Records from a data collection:
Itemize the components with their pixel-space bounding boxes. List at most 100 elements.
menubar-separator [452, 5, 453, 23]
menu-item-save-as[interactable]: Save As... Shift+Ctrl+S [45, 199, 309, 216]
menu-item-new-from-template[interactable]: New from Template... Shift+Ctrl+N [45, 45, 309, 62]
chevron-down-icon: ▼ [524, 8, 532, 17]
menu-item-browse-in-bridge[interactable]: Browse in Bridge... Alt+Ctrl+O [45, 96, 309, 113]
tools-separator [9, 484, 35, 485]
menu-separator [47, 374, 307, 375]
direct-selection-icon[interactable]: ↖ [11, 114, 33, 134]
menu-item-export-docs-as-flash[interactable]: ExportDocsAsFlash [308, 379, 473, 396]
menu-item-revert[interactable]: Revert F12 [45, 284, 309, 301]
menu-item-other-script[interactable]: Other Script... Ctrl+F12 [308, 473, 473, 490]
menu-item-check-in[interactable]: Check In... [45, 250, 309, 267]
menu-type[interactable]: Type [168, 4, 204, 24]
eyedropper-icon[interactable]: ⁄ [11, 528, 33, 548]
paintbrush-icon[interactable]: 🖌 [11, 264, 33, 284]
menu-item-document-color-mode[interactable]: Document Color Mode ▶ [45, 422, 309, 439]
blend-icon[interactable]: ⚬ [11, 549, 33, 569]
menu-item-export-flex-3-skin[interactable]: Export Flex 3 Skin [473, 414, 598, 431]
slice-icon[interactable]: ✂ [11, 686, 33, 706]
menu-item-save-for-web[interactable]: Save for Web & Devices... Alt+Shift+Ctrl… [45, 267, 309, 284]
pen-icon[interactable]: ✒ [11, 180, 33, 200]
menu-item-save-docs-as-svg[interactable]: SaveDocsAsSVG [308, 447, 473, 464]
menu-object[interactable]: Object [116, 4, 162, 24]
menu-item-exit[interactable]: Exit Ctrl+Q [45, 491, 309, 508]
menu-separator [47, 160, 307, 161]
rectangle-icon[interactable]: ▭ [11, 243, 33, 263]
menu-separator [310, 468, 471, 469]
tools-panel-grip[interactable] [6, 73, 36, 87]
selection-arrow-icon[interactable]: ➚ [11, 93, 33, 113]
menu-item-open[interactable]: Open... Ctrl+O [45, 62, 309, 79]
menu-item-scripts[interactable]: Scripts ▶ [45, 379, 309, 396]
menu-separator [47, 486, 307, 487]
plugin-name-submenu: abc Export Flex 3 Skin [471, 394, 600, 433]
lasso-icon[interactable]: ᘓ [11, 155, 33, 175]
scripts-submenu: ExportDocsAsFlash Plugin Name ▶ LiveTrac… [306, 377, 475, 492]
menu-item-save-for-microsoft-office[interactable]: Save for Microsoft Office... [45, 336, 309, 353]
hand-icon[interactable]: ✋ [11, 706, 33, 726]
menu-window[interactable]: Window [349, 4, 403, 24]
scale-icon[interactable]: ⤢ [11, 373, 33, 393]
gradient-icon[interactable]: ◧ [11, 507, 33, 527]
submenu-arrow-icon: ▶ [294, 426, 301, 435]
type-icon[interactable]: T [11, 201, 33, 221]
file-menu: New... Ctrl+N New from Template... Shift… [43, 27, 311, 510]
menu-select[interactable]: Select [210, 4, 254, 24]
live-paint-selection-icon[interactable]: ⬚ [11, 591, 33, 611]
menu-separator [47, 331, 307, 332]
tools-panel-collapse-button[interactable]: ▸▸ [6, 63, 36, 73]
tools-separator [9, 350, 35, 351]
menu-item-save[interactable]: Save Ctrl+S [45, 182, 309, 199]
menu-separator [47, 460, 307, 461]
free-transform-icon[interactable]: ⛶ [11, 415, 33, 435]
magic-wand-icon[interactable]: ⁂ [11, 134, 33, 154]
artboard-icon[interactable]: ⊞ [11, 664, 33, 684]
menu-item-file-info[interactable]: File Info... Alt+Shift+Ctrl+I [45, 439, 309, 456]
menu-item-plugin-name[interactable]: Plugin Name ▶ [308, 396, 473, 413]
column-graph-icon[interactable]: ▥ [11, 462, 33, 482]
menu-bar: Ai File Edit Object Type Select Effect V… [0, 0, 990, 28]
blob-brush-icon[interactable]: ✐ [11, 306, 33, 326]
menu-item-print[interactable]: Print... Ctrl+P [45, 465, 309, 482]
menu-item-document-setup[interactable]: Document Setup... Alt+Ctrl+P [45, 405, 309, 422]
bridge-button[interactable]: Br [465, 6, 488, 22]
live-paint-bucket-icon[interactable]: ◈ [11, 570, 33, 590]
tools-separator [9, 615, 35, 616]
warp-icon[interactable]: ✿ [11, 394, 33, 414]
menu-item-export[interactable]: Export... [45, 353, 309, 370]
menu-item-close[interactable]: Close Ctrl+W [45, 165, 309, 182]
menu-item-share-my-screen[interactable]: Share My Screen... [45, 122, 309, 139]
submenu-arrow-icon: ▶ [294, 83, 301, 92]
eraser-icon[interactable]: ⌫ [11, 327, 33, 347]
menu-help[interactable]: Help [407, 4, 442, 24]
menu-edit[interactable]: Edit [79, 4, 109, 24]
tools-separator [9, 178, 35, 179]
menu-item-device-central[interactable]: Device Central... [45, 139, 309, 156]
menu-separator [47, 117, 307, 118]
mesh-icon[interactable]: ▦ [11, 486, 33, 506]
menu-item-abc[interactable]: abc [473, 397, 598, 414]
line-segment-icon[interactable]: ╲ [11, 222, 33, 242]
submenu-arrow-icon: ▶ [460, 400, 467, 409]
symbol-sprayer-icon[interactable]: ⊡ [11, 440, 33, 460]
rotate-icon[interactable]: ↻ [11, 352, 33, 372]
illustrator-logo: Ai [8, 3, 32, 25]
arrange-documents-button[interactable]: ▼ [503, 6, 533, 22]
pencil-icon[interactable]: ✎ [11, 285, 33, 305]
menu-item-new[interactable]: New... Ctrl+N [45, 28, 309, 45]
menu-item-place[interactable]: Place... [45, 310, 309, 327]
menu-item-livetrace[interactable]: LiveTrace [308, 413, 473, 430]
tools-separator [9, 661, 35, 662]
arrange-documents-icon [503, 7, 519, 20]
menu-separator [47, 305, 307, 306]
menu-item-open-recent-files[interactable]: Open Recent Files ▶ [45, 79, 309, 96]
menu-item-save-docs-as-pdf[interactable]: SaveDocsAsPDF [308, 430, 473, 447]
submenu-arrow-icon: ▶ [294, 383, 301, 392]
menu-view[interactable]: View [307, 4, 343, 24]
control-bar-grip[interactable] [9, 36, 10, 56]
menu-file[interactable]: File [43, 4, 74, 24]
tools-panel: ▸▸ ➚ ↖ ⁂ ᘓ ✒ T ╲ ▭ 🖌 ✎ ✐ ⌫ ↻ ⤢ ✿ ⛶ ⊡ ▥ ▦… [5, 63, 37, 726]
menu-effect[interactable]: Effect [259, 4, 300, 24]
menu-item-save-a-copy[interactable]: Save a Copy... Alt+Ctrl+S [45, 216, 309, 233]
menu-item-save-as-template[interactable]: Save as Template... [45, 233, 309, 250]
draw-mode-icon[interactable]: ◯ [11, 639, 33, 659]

» **REQUIRED TASK**: Give the data as a numbered list, starting with the first line and continuing through the line containing "menu-item-save-for-web[interactable]: Save for". Leave out any blank lines.

» **SOLUTION FOR THIS PROBLEM**:
1. Itemize the components with their pixel-space bounding boxes. List at most 100 elements.
2. menubar-separator [452, 5, 453, 23]
3. menu-item-save-as[interactable]: Save As... Shift+Ctrl+S [45, 199, 309, 216]
4. menu-item-new-from-template[interactable]: New from Template... Shift+Ctrl+N [45, 45, 309, 62]
5. chevron-down-icon: ▼ [524, 8, 532, 17]
6. menu-item-browse-in-bridge[interactable]: Browse in Bridge... Alt+Ctrl+O [45, 96, 309, 113]
7. tools-separator [9, 484, 35, 485]
8. menu-separator [47, 374, 307, 375]
9. direct-selection-icon[interactable]: ↖ [11, 114, 33, 134]
10. menu-item-export-docs-as-flash[interactable]: ExportDocsAsFlash [308, 379, 473, 396]
11. menu-item-revert[interactable]: Revert F12 [45, 284, 309, 301]
12. menu-item-other-script[interactable]: Other Script... Ctrl+F12 [308, 473, 473, 490]
13. menu-item-check-in[interactable]: Check In... [45, 250, 309, 267]
14. menu-type[interactable]: Type [168, 4, 204, 24]
15. eyedropper-icon[interactable]: ⁄ [11, 528, 33, 548]
16. paintbrush-icon[interactable]: 🖌 [11, 264, 33, 284]
17. menu-item-document-color-mode[interactable]: Document Color Mode ▶ [45, 422, 309, 439]
18. blend-icon[interactable]: ⚬ [11, 549, 33, 569]
19. menu-item-export-flex-3-skin[interactable]: Export Flex 3 Skin [473, 414, 598, 431]
20. slice-icon[interactable]: ✂ [11, 686, 33, 706]
21. menu-item-save-for-web[interactable]: Save for Web & Devices... Alt+Shift+Ctrl… [45, 267, 309, 284]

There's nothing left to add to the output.